Figure content listings
* Begin *
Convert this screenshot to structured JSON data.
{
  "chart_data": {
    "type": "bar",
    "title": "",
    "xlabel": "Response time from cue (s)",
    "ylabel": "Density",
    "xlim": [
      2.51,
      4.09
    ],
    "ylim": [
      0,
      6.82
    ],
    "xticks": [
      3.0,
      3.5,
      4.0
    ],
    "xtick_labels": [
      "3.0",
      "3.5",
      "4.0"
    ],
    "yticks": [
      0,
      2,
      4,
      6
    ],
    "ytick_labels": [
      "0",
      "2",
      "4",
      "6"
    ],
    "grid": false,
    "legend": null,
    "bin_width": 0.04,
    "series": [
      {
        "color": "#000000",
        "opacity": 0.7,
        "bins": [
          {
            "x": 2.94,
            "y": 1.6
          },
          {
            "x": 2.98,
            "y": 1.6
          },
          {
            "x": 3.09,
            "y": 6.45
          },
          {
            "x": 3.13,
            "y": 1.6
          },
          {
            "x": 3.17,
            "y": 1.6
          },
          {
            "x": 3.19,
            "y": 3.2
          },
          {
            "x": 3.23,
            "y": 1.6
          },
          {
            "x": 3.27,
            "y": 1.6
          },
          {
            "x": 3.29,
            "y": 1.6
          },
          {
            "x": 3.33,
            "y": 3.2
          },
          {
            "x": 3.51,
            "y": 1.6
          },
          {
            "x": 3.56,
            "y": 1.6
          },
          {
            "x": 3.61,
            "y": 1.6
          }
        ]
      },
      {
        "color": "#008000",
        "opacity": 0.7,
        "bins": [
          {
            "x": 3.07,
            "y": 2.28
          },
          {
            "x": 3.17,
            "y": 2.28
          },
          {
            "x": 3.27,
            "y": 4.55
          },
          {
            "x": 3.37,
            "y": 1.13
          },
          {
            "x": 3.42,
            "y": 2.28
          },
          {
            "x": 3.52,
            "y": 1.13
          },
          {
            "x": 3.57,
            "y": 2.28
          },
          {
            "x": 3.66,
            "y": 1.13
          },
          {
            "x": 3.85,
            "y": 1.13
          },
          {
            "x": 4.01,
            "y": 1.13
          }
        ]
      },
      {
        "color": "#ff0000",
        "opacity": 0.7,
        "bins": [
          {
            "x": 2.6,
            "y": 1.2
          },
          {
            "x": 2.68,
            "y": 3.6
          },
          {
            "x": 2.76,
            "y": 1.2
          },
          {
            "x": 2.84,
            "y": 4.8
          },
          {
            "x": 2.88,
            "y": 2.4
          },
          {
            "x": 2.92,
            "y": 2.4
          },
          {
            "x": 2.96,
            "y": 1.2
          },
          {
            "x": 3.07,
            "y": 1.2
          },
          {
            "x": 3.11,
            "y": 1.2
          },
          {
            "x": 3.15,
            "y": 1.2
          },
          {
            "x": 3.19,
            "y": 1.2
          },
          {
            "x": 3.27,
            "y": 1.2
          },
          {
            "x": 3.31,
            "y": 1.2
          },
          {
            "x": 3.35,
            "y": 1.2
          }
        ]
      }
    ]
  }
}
* End *
● **Aim of the task**
Would you copy out each line exactly as written?

● **Response for this exercise**
Convert this screenshot to structured JSON data.
{
  "chart_data": {
    "type": "bar",
    "title": "",
    "xlabel": "Response time from cue (s)",
    "ylabel": "Density",
    "xlim": [
      2.51,
      4.09
    ],
    "ylim": [
      0,
      6.82
    ],
    "xticks": [
      3.0,
      3.5,
      4.0
    ],
    "xtick_labels": [
      "3.0",
      "3.5",
      "4.0"
    ],
    "yticks": [
      0,
      2,
      4,
      6
    ],
    "ytick_labels": [
      "0",
      "2",
      "4",
      "6"
    ],
    "grid": false,
    "legend": null,
    "bin_width": 0.04,
    "series": [
      {
        "color": "#000000",
        "opacity": 0.7,
        "bins": [
          {
            "x": 2.94,
            "y": 1.6
          },
          {
            "x": 2.98,
            "y": 1.6
          },
          {
            "x": 3.09,
            "y": 6.45
          },
          {
            "x": 3.13,
            "y": 1.6
          },
          {
            "x": 3.17,
            "y": 1.6
          },
          {
            "x": 3.19,
            "y": 3.2
          },
          {
            "x": 3.23,
            "y": 1.6
          },
          {
            "x": 3.27,
            "y": 1.6
          },
          {
            "x": 3.29,
            "y": 1.6
          },
          {
            "x": 3.33,
            "y": 3.2
          },
          {
            "x": 3.51,
            "y": 1.6
          },
          {
            "x": 3.56,
            "y": 1.6
          },
          {
            "x": 3.61,
            "y": 1.6
          }
        ]
      },
      {
        "color": "#008000",
        "opacity": 0.7,
        "bins": [
          {
            "x": 3.07,
            "y": 2.28
          },
          {
            "x": 3.17,
            "y": 2.28
          },
          {
            "x": 3.27,
            "y": 4.55
          },
          {
            "x": 3.37,
            "y": 1.13
          },
          {
            "x": 3.42,
            "y": 2.28
          },
          {
            "x": 3.52,
            "y": 1.13
          },
          {
            "x": 3.57,
            "y": 2.28
          },
          {
            "x": 3.66,
            "y": 1.13
          },
          {
            "x": 3.85,
            "y": 1.13
          },
          {
            "x": 4.01,
            "y": 1.13
          }
        ]
      },
      {
        "color": "#ff0000",
        "opacity": 0.7,
        "bins": [
          {
            "x": 2.6,
            "y": 1.2
          },
          {
            "x": 2.68,
            "y": 3.6
          },
          {
            "x": 2.76,
            "y": 1.2
          },
          {
            "x": 2.84,
            "y": 4.8
          },
          {
            "x": 2.88,
            "y": 2.4
          },
          {
            "x": 2.92,
            "y": 2.4
          },
          {
            "x": 2.96,
            "y": 1.2
          },
          {
            "x": 3.07,
            "y": 1.2
          },
          {
            "x": 3.11,
            "y": 1.2
          },
          {
            "x": 3.15,
            "y": 1.2
          },
          {
            "x": 3.19,
            "y": 1.2
          },
          {
            "x": 3.27,
            "y": 1.2
          },
          {
            "x": 3.31,
            "y": 1.2
          },
          {
            "x": 3.35,
            "y": 1.2
          }
        ]
      }
    ]
  }
}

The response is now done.